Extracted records
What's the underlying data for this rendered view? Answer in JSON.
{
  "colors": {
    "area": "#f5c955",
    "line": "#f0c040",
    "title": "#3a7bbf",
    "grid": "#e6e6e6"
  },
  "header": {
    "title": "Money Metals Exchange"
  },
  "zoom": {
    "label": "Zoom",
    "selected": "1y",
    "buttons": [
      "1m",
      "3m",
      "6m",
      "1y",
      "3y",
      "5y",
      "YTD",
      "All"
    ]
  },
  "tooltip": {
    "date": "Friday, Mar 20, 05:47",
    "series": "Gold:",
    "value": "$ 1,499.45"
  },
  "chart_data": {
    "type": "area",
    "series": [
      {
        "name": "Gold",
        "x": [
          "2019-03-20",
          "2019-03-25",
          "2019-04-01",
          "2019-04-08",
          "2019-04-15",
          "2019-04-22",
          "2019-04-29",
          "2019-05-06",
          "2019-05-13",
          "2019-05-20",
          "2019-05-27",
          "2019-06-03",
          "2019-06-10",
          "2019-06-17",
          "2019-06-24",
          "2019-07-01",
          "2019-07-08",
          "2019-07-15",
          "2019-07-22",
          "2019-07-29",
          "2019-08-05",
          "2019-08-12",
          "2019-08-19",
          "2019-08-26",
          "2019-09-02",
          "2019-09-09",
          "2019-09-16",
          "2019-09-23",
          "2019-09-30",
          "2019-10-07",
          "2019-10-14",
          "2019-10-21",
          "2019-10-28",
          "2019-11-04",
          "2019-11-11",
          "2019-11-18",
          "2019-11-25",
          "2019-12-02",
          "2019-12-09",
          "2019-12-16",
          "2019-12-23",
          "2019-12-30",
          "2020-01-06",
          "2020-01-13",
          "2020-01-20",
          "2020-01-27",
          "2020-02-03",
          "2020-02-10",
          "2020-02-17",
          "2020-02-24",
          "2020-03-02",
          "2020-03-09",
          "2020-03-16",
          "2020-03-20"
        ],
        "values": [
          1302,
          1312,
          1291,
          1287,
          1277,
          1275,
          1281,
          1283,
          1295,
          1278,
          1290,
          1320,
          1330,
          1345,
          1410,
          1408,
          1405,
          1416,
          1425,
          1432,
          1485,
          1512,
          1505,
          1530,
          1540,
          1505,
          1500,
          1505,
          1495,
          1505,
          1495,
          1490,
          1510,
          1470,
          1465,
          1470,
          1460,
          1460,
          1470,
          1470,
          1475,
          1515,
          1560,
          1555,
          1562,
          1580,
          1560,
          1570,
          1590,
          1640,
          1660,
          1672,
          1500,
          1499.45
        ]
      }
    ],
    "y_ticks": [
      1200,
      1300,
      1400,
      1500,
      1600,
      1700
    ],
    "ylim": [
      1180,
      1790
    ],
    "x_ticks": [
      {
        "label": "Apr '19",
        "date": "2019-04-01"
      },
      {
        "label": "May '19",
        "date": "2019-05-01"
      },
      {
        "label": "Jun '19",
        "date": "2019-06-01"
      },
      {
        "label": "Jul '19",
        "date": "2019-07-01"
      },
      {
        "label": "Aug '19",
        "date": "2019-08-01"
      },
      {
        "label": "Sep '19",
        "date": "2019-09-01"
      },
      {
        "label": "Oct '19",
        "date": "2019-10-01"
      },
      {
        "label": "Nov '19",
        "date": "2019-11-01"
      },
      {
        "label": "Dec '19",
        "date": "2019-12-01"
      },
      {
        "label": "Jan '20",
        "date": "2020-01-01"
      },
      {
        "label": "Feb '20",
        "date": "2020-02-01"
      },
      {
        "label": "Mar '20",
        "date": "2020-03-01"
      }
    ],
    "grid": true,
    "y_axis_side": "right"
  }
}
--
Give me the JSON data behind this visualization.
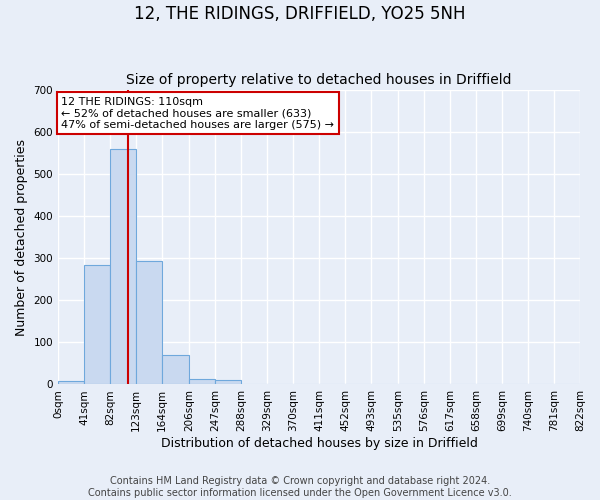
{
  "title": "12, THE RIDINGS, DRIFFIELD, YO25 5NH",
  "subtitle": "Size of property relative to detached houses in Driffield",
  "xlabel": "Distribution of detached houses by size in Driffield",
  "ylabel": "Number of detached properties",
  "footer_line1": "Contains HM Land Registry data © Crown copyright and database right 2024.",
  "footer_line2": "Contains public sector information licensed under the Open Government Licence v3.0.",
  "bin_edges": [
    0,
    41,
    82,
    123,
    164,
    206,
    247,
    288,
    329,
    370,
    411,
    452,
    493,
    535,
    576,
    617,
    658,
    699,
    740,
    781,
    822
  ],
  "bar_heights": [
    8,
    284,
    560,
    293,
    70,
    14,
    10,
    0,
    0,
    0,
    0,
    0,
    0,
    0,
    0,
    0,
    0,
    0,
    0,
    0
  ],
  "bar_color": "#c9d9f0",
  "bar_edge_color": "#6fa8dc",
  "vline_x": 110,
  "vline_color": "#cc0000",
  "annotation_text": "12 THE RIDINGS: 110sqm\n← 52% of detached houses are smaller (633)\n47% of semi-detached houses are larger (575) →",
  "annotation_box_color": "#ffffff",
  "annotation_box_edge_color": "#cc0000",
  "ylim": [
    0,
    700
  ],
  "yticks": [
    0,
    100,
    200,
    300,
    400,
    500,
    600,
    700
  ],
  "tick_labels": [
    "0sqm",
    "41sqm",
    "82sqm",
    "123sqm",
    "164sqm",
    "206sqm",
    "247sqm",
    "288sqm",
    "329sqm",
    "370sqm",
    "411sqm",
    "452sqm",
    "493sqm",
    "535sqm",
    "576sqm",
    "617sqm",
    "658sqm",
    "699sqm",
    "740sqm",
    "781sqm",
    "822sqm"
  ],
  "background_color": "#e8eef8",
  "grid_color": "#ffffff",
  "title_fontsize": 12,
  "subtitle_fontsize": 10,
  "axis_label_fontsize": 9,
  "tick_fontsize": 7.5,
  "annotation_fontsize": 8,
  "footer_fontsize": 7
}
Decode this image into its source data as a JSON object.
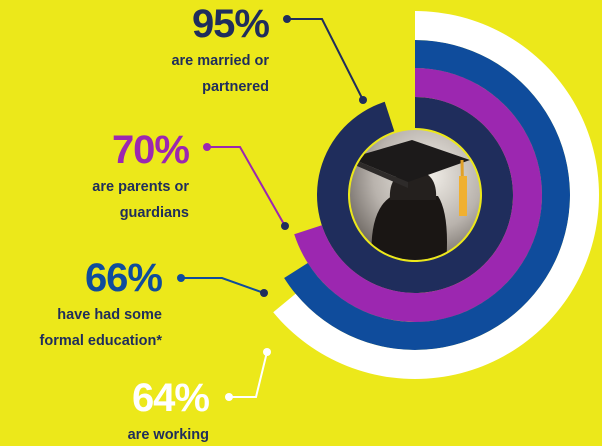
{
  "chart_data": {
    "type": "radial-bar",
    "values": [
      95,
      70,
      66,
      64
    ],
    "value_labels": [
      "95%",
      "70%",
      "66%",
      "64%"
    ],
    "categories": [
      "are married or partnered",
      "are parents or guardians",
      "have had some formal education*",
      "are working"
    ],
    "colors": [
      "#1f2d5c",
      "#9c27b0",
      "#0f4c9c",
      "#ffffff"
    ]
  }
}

Written task
State the count of lines that contain the string "this". Nothing else is needed.

Exercise solution
3